→ EXERCISE PROMPT: Please give the data below again in full, exactly as it stands.

Stored records:
···

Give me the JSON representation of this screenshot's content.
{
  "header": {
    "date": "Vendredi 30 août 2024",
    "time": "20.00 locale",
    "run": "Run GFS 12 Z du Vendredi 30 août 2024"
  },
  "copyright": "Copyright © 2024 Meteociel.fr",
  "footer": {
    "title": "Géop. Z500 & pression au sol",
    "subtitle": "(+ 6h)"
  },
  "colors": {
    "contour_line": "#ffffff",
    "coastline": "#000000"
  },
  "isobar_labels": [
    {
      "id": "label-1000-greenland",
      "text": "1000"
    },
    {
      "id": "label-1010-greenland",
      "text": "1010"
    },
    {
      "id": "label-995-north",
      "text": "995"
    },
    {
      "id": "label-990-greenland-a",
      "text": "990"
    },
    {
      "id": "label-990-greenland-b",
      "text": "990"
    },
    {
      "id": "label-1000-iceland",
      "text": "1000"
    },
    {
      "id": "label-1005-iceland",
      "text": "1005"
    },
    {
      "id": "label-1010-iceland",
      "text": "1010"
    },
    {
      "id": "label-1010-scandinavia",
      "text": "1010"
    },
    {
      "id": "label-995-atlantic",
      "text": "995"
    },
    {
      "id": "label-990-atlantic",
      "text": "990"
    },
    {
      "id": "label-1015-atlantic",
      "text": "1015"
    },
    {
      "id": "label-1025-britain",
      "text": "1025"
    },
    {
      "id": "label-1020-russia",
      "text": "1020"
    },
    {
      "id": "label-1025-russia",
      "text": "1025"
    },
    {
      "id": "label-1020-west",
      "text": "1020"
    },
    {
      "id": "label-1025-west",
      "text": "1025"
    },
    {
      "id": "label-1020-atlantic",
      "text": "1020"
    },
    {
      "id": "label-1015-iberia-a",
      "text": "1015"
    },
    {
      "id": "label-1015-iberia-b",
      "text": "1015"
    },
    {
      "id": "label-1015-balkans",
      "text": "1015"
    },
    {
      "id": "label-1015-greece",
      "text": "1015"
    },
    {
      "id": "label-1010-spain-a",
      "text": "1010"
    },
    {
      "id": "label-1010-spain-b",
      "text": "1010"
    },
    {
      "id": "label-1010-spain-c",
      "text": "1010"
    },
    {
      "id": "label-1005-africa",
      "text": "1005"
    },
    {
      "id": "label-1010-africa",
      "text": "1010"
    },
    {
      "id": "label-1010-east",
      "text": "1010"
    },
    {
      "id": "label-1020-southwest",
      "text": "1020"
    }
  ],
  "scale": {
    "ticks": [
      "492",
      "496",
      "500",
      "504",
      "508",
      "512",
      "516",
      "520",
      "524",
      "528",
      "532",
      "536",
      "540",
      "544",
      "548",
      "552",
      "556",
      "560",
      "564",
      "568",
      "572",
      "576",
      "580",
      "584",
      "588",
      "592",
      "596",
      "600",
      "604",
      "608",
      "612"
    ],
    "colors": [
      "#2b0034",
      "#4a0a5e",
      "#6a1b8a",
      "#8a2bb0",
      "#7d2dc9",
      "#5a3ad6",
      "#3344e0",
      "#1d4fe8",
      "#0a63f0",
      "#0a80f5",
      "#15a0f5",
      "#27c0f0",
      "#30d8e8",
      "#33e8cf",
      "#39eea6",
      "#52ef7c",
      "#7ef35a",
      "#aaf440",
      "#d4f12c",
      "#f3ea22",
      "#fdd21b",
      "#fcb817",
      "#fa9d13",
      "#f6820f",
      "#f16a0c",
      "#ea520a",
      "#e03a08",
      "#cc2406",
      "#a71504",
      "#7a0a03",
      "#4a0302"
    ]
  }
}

···

→ TASK OUTPUT:
Give me the JSON representation of this screenshot's content.
{
  "header": {
    "date": "Vendredi 30 août 2024",
    "time": "20.00 locale",
    "run": "Run GFS 12 Z du Vendredi 30 août 2024"
  },
  "copyright": "Copyright © 2024 Meteociel.fr",
  "footer": {
    "title": "Géop. Z500 & pression au sol",
    "subtitle": "(+ 6h)"
  },
  "colors": {
    "contour_line": "#ffffff",
    "coastline": "#000000"
  },
  "isobar_labels": [
    {
      "id": "label-1000-greenland",
      "text": "1000"
    },
    {
      "id": "label-1010-greenland",
      "text": "1010"
    },
    {
      "id": "label-995-north",
      "text": "995"
    },
    {
      "id": "label-990-greenland-a",
      "text": "990"
    },
    {
      "id": "label-990-greenland-b",
      "text": "990"
    },
    {
      "id": "label-1000-iceland",
      "text": "1000"
    },
    {
      "id": "label-1005-iceland",
      "text": "1005"
    },
    {
      "id": "label-1010-iceland",
      "text": "1010"
    },
    {
      "id": "label-1010-scandinavia",
      "text": "1010"
    },
    {
      "id": "label-995-atlantic",
      "text": "995"
    },
    {
      "id": "label-990-atlantic",
      "text": "990"
    },
    {
      "id": "label-1015-atlantic",
      "text": "1015"
    },
    {
      "id": "label-1025-britain",
      "text": "1025"
    },
    {
      "id": "label-1020-russia",
      "text": "1020"
    },
    {
      "id": "label-1025-russia",
      "text": "1025"
    },
    {
      "id": "label-1020-west",
      "text": "1020"
    },
    {
      "id": "label-1025-west",
      "text": "1025"
    },
    {
      "id": "label-1020-atlantic",
      "text": "1020"
    },
    {
      "id": "label-1015-iberia-a",
      "text": "1015"
    },
    {
      "id": "label-1015-iberia-b",
      "text": "1015"
    },
    {
      "id": "label-1015-balkans",
      "text": "1015"
    },
    {
      "id": "label-1015-greece",
      "text": "1015"
    },
    {
      "id": "label-1010-spain-a",
      "text": "1010"
    },
    {
      "id": "label-1010-spain-b",
      "text": "1010"
    },
    {
      "id": "label-1010-spain-c",
      "text": "1010"
    },
    {
      "id": "label-1005-africa",
      "text": "1005"
    },
    {
      "id": "label-1010-africa",
      "text": "1010"
    },
    {
      "id": "label-1010-east",
      "text": "1010"
    },
    {
      "id": "label-1020-southwest",
      "text": "1020"
    }
  ],
  "scale": {
    "ticks": [
      "492",
      "496",
      "500",
      "504",
      "508",
      "512",
      "516",
      "520",
      "524",
      "528",
      "532",
      "536",
      "540",
      "544",
      "548",
      "552",
      "556",
      "560",
      "564",
      "568",
      "572",
      "576",
      "580",
      "584",
      "588",
      "592",
      "596",
      "600",
      "604",
      "608",
      "612"
    ],
    "colors": [
      "#2b0034",
      "#4a0a5e",
      "#6a1b8a",
      "#8a2bb0",
      "#7d2dc9",
      "#5a3ad6",
      "#3344e0",
      "#1d4fe8",
      "#0a63f0",
      "#0a80f5",
      "#15a0f5",
      "#27c0f0",
      "#30d8e8",
      "#33e8cf",
      "#39eea6",
      "#52ef7c",
      "#7ef35a",
      "#aaf440",
      "#d4f12c",
      "#f3ea22",
      "#fdd21b",
      "#fcb817",
      "#fa9d13",
      "#f6820f",
      "#f16a0c",
      "#ea520a",
      "#e03a08",
      "#cc2406",
      "#a71504",
      "#7a0a03",
      "#4a0302"
    ]
  }
}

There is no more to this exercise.